▶ **What the task asks**: Find the string "inte" and gather every line that holds it.

(Saved entries)
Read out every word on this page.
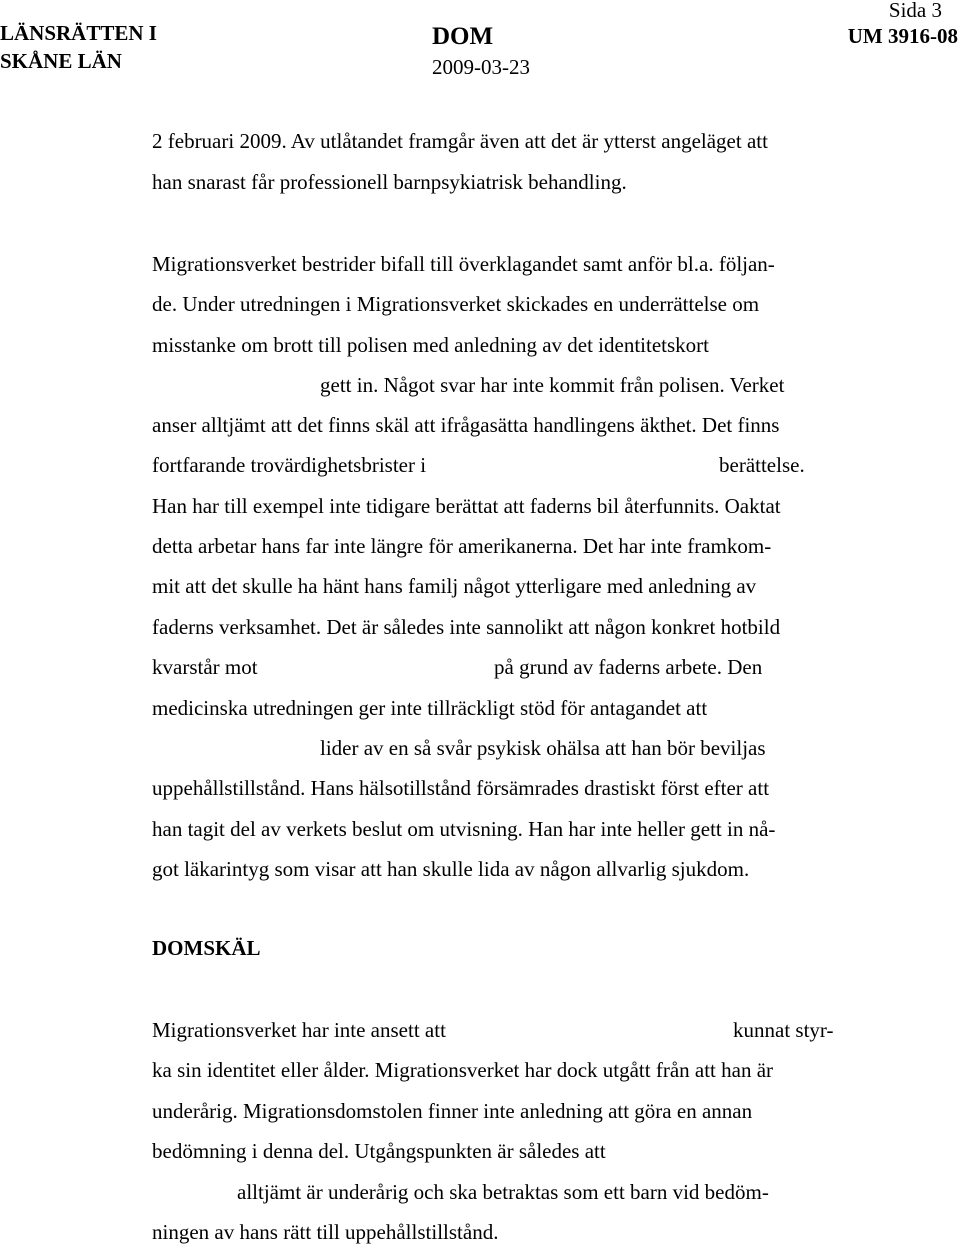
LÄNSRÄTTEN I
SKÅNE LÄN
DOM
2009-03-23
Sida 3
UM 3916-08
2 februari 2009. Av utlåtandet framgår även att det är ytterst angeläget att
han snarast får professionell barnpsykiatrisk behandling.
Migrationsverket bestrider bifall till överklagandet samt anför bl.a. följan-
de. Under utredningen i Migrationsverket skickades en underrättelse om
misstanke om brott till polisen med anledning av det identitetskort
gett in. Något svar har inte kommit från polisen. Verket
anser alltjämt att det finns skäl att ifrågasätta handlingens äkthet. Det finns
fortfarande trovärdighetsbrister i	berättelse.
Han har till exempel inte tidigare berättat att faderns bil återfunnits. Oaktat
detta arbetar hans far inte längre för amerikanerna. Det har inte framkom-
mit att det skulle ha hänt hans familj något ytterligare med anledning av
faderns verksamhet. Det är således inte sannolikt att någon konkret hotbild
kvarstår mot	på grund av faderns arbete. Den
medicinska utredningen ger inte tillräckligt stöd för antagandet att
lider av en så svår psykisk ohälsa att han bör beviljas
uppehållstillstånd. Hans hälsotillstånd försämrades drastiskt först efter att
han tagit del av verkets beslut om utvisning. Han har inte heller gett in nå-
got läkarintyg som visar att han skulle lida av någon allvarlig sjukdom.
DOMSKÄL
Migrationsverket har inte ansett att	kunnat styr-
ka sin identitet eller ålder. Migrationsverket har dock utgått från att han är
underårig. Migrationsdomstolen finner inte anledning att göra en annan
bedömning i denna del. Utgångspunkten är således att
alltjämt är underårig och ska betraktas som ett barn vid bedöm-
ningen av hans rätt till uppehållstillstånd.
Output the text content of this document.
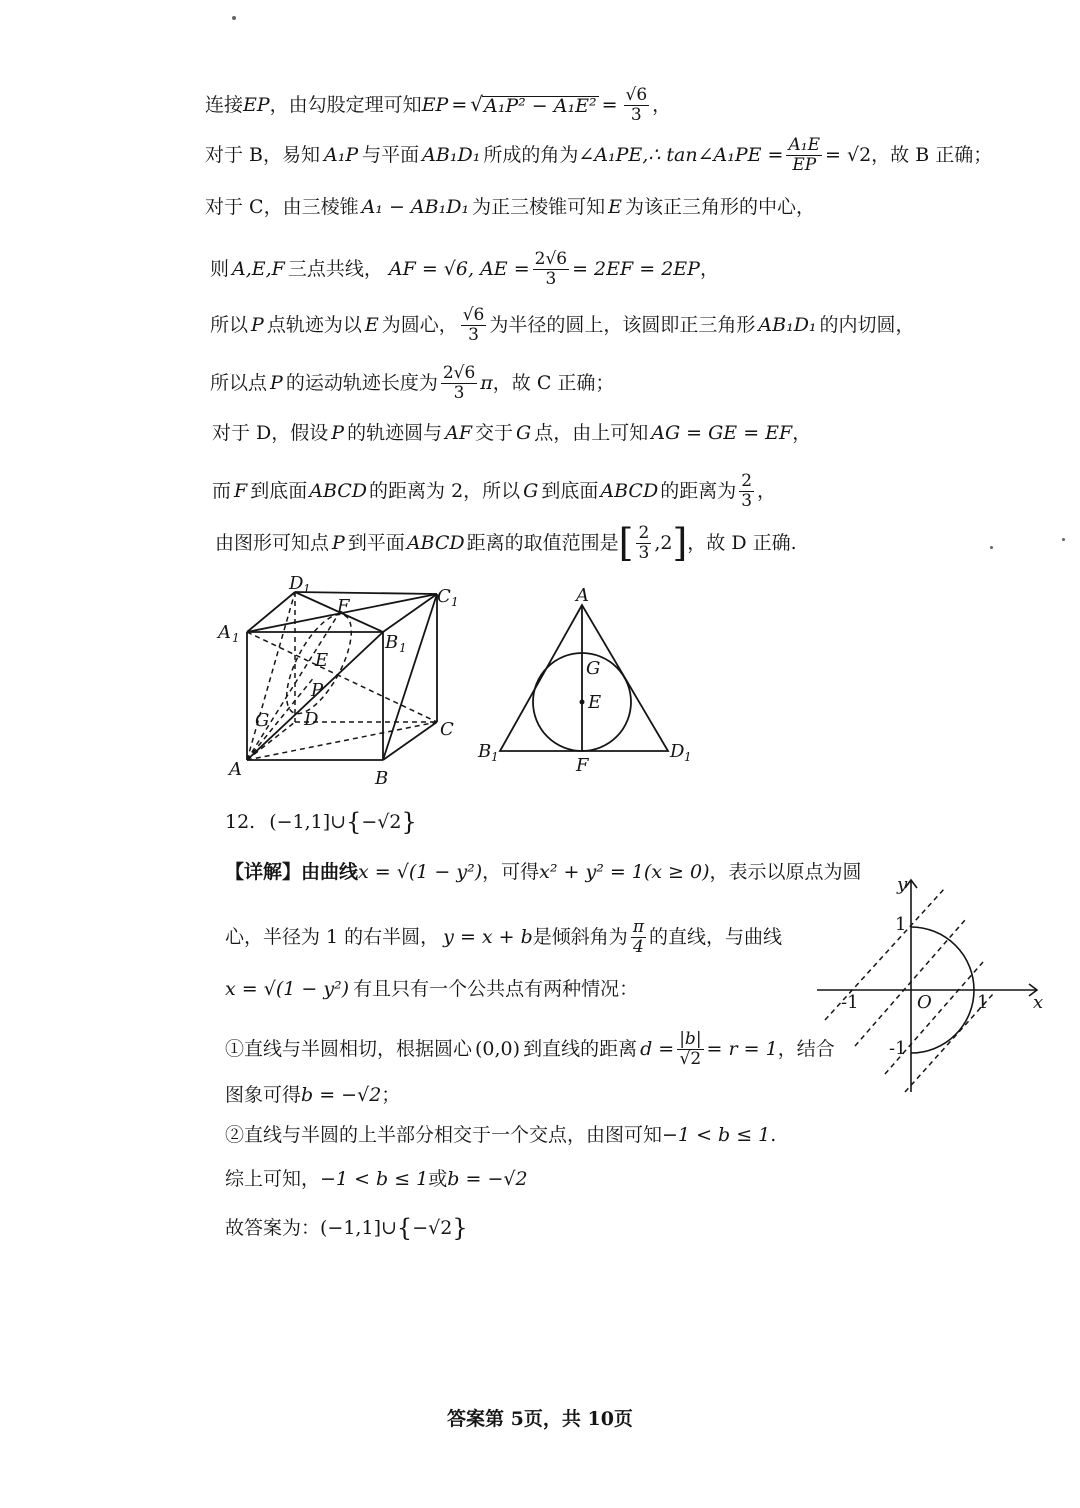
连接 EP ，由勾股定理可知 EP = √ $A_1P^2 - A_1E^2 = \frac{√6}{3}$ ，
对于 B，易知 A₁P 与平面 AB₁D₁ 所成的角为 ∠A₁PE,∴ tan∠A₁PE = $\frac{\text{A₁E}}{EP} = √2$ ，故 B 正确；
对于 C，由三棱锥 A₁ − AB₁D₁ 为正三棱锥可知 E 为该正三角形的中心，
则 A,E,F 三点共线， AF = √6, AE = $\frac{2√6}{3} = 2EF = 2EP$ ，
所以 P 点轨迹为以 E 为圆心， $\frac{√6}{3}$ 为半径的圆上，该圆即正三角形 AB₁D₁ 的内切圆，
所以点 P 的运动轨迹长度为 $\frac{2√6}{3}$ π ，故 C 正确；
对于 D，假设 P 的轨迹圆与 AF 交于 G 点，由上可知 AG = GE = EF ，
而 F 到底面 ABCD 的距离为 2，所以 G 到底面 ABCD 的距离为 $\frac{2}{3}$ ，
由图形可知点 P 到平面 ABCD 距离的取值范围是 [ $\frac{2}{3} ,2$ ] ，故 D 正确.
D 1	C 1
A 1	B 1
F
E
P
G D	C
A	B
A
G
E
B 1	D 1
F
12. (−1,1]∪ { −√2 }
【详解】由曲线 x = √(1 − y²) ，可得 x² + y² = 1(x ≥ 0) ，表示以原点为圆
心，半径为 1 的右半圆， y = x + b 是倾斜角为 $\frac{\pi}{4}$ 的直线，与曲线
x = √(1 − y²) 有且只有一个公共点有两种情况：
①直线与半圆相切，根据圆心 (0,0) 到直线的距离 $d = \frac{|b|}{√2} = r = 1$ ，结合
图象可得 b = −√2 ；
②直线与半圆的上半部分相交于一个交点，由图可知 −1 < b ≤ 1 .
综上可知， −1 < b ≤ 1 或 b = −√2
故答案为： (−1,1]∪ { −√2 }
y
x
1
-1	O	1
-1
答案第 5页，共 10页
--
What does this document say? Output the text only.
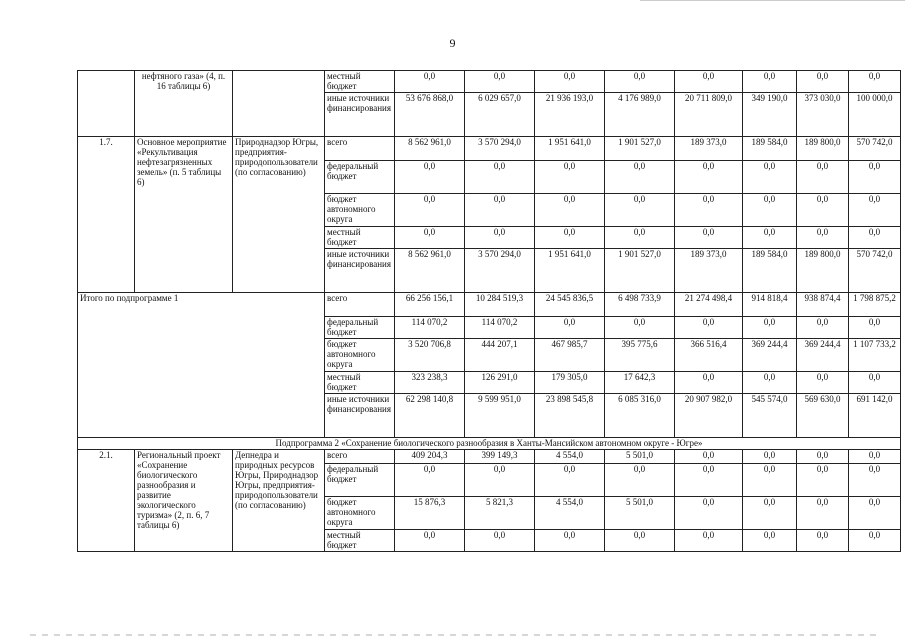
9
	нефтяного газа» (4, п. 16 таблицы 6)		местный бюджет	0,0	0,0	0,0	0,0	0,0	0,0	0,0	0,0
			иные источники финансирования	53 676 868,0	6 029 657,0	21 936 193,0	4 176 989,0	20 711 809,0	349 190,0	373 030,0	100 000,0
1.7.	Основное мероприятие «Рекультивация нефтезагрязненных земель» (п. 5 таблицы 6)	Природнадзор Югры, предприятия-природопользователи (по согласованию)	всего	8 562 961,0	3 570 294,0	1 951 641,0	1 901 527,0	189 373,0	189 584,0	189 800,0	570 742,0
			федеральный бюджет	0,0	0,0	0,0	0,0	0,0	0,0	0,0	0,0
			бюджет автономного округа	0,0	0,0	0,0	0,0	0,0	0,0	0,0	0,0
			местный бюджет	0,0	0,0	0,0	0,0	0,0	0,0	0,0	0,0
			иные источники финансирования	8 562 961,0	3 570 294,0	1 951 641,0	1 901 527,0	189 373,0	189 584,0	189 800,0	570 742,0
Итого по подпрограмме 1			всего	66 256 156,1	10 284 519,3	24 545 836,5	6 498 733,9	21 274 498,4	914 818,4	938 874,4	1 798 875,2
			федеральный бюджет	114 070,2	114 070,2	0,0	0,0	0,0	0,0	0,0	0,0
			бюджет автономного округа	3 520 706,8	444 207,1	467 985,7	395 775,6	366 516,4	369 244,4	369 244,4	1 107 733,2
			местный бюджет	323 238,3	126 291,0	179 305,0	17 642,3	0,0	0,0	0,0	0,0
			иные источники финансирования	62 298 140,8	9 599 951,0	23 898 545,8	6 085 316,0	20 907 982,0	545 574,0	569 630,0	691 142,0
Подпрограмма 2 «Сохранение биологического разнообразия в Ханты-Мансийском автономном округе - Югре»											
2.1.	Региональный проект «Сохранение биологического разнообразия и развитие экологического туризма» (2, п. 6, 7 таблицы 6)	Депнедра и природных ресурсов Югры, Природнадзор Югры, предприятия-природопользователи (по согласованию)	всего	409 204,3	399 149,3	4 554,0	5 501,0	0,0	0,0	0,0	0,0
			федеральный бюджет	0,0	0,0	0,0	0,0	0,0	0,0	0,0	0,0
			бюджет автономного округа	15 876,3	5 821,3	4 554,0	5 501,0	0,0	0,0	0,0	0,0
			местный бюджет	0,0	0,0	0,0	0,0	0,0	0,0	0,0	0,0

▶ **Response to this task**:
gett in. Något svar har inte kommit från polisen. Verket
Han har till exempel inte tidigare berättat att faderns bil återfunnits. Oaktat
detta arbetar hans far inte längre för amerikanerna. Det har inte framkom-
faderns verksamhet. Det är således inte sannolikt att någon konkret hotbild
medicinska utredningen ger inte tillräckligt stöd för antagandet att
han tagit del av verkets beslut om utvisning. Han har inte heller gett in nå-
Migrationsverket har inte ansett att	kunnat styr-
underårig. Migrationsdomstolen finner inte anledning att göra en annan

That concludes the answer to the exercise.